## Records for processing
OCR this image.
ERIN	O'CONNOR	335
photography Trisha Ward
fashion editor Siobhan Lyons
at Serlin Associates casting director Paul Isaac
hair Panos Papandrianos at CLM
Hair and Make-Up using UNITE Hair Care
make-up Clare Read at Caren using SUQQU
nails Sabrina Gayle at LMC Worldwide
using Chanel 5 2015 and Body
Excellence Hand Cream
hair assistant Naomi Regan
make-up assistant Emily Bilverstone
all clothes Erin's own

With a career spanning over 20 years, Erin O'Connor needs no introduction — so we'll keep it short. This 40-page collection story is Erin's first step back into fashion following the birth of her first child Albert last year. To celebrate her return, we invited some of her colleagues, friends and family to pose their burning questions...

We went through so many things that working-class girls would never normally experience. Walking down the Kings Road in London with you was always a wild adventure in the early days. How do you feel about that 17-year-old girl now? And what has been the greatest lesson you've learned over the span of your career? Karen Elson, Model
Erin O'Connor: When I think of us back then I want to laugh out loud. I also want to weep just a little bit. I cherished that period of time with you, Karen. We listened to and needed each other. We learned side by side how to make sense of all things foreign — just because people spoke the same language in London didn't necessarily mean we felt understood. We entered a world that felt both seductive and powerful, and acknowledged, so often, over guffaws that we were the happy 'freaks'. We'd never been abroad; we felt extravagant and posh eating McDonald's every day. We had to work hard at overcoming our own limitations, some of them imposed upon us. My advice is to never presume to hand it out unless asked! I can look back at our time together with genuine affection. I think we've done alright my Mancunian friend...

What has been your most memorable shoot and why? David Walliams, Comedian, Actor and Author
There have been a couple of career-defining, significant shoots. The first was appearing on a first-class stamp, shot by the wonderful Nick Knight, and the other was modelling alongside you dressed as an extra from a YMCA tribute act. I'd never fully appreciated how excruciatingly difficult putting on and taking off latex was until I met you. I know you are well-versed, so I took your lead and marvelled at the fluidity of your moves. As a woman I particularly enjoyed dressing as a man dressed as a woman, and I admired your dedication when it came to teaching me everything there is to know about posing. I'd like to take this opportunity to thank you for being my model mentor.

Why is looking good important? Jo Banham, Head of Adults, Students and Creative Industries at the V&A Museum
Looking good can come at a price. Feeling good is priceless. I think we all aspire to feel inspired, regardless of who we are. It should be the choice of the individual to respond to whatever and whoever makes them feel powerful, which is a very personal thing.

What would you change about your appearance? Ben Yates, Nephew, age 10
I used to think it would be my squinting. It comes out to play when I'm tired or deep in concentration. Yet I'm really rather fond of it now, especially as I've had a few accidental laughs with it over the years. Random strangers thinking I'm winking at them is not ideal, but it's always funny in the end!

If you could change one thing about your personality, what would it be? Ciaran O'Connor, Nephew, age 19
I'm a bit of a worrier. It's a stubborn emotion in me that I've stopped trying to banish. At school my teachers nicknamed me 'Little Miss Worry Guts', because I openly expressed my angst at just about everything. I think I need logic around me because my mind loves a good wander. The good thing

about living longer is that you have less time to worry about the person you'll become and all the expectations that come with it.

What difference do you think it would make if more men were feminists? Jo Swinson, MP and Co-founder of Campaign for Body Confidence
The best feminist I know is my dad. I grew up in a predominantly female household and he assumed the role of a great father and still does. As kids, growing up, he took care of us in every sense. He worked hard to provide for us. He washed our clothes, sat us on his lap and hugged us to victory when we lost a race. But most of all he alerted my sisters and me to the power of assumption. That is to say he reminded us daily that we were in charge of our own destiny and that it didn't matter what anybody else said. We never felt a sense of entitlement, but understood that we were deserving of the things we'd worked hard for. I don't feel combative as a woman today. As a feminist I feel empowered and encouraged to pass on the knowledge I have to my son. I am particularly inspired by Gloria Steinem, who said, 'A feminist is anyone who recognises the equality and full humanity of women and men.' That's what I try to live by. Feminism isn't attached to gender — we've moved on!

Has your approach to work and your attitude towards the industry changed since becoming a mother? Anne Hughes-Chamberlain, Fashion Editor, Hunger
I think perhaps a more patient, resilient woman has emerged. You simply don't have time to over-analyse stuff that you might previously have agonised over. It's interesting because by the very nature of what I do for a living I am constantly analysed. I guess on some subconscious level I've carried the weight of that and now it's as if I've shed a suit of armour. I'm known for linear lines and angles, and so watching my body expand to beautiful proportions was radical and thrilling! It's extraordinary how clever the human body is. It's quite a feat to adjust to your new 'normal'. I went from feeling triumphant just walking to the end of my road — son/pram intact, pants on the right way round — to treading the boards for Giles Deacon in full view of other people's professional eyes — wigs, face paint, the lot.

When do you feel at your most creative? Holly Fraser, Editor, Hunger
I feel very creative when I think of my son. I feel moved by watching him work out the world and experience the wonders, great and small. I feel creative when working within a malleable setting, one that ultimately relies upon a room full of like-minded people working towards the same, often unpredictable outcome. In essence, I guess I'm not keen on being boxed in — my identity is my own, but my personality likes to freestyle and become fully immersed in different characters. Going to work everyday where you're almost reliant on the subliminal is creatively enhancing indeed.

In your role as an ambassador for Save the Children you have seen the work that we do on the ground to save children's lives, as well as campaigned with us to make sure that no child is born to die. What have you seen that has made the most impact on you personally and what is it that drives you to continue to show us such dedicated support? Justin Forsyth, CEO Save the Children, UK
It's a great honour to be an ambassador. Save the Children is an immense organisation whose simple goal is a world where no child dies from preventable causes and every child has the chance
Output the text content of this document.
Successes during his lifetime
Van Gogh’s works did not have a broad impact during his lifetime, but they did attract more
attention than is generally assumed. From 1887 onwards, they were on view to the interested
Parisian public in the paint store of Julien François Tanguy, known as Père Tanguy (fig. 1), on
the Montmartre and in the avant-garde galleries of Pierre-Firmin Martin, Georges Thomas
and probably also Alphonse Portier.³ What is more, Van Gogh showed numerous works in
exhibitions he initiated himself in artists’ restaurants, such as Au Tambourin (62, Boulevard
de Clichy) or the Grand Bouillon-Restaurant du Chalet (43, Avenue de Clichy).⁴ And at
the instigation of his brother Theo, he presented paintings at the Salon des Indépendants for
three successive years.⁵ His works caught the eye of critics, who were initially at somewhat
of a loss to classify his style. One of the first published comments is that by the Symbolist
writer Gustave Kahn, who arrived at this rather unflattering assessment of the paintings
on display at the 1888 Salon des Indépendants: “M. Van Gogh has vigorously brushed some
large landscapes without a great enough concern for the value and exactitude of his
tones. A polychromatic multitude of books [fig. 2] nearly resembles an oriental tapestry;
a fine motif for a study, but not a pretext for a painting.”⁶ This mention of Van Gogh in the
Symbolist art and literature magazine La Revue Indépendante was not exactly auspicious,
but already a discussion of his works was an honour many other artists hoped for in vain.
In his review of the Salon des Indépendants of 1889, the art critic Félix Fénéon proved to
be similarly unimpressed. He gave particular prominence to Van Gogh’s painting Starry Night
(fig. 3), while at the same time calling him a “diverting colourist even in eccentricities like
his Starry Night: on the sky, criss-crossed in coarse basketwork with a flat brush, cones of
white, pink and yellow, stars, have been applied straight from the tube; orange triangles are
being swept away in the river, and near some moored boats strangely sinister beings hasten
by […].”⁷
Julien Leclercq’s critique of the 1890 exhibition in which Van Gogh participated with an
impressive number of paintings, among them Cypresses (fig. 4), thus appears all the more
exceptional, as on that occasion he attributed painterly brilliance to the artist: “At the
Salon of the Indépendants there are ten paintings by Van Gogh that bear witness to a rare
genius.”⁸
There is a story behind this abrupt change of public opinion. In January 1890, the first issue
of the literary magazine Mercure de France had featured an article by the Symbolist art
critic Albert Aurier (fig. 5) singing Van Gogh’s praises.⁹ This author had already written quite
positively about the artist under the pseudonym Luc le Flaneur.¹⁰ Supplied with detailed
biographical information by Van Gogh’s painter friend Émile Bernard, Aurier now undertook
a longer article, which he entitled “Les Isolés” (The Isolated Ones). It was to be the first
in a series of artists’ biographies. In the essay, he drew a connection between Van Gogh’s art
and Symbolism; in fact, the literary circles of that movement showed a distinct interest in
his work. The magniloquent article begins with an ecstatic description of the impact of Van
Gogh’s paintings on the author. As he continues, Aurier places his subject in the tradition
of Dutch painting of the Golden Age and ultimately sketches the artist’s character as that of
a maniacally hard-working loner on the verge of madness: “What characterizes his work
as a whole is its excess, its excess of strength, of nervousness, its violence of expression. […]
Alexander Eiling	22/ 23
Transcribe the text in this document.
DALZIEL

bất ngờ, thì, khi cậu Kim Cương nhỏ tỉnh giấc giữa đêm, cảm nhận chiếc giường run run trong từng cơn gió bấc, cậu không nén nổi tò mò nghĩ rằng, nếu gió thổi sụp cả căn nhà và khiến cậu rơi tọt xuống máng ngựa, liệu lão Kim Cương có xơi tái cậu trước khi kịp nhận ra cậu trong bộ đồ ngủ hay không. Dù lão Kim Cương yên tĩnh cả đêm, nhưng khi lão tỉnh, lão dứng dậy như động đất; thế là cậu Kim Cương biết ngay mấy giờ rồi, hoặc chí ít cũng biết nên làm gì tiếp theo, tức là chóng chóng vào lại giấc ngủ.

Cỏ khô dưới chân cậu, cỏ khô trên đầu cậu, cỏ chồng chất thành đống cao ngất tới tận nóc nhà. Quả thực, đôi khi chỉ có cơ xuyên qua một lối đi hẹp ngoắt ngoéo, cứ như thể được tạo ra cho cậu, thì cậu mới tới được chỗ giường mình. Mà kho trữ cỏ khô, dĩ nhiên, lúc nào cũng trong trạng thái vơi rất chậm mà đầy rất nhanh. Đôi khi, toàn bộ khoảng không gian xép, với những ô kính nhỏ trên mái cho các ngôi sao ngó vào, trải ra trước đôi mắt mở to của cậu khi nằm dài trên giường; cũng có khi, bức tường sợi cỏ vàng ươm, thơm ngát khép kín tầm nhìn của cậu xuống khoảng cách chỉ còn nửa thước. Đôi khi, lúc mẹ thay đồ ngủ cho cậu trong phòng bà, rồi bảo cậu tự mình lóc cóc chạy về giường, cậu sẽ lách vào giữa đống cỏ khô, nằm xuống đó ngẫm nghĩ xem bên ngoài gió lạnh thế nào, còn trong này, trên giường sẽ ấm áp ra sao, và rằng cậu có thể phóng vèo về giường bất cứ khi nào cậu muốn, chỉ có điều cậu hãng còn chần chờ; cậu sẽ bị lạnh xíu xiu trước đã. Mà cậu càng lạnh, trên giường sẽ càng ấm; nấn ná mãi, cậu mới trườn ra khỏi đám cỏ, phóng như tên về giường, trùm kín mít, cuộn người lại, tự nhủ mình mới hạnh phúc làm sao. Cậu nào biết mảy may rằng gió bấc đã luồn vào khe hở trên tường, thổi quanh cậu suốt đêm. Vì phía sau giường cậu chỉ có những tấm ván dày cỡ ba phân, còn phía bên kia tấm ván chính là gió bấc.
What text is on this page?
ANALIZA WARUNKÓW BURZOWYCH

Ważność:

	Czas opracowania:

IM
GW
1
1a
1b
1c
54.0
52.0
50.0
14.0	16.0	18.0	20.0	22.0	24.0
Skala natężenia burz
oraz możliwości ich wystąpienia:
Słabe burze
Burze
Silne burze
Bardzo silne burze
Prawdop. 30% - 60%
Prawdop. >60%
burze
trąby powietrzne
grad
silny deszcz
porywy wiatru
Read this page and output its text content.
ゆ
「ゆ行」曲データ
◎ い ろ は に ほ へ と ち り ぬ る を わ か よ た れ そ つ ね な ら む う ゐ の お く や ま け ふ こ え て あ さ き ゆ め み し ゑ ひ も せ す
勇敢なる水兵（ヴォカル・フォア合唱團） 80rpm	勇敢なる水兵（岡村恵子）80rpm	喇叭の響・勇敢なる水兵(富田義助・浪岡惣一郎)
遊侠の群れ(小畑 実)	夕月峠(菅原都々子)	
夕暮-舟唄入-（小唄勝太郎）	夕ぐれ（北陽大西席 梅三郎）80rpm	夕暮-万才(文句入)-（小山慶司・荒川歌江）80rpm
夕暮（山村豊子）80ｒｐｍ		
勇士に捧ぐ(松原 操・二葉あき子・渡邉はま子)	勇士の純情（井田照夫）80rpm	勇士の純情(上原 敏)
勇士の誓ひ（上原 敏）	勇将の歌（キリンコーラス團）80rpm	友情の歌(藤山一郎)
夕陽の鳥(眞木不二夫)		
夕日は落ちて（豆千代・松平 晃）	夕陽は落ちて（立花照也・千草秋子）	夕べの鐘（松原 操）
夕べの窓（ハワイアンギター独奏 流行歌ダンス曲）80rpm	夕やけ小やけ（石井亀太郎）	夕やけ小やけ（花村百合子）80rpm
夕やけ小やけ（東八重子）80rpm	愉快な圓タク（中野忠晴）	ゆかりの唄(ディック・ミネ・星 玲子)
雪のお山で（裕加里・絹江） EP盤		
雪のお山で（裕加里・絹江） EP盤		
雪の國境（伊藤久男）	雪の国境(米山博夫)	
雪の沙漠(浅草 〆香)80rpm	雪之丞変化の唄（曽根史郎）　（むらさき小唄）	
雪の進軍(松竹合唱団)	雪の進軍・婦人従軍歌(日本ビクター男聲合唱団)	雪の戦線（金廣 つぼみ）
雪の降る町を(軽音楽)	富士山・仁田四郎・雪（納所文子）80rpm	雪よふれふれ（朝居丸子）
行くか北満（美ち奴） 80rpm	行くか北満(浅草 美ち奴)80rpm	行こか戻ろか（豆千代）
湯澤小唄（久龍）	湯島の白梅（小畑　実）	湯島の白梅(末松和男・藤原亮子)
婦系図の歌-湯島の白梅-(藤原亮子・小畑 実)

## What to produce
Extract, unchanged, the closing run of lines that opens with the line containing "Read this page and output its text content." and ends with the last line.

## Task result
Read this page and output its text content.
ゆ
「ゆ行」曲データ
◎ い ろ は に ほ へ と ち り ぬ る を わ か よ た れ そ つ ね な ら む う ゐ の お く や ま け ふ こ え て あ さ き ゆ め み し ゑ ひ も せ す
勇敢なる水兵（ヴォカル・フォア合唱團） 80rpm	勇敢なる水兵（岡村恵子）80rpm	喇叭の響・勇敢なる水兵(富田義助・浪岡惣一郎)
遊侠の群れ(小畑 実)	夕月峠(菅原都々子)	
夕暮-舟唄入-（小唄勝太郎）	夕ぐれ（北陽大西席 梅三郎）80rpm	夕暮-万才(文句入)-（小山慶司・荒川歌江）80rpm
夕暮（山村豊子）80ｒｐｍ		
勇士に捧ぐ(松原 操・二葉あき子・渡邉はま子)	勇士の純情（井田照夫）80rpm	勇士の純情(上原 敏)
勇士の誓ひ（上原 敏）	勇将の歌（キリンコーラス團）80rpm	友情の歌(藤山一郎)
夕陽の鳥(眞木不二夫)		
夕日は落ちて（豆千代・松平 晃）	夕陽は落ちて（立花照也・千草秋子）	夕べの鐘（松原 操）
夕べの窓（ハワイアンギター独奏 流行歌ダンス曲）80rpm	夕やけ小やけ（石井亀太郎）	夕やけ小やけ（花村百合子）80rpm
夕やけ小やけ（東八重子）80rpm	愉快な圓タク（中野忠晴）	ゆかりの唄(ディック・ミネ・星 玲子)
雪のお山で（裕加里・絹江） EP盤		
雪のお山で（裕加里・絹江） EP盤		
雪の國境（伊藤久男）	雪の国境(米山博夫)	
雪の沙漠(浅草 〆香)80rpm	雪之丞変化の唄（曽根史郎）　（むらさき小唄）	
雪の進軍(松竹合唱団)	雪の進軍・婦人従軍歌(日本ビクター男聲合唱団)	雪の戦線（金廣 つぼみ）
雪の降る町を(軽音楽)	富士山・仁田四郎・雪（納所文子）80rpm	雪よふれふれ（朝居丸子）
行くか北満（美ち奴） 80rpm	行くか北満(浅草 美ち奴)80rpm	行こか戻ろか（豆千代）
湯澤小唄（久龍）	湯島の白梅（小畑　実）	湯島の白梅(末松和男・藤原亮子)
婦系図の歌-湯島の白梅-(藤原亮子・小畑 実)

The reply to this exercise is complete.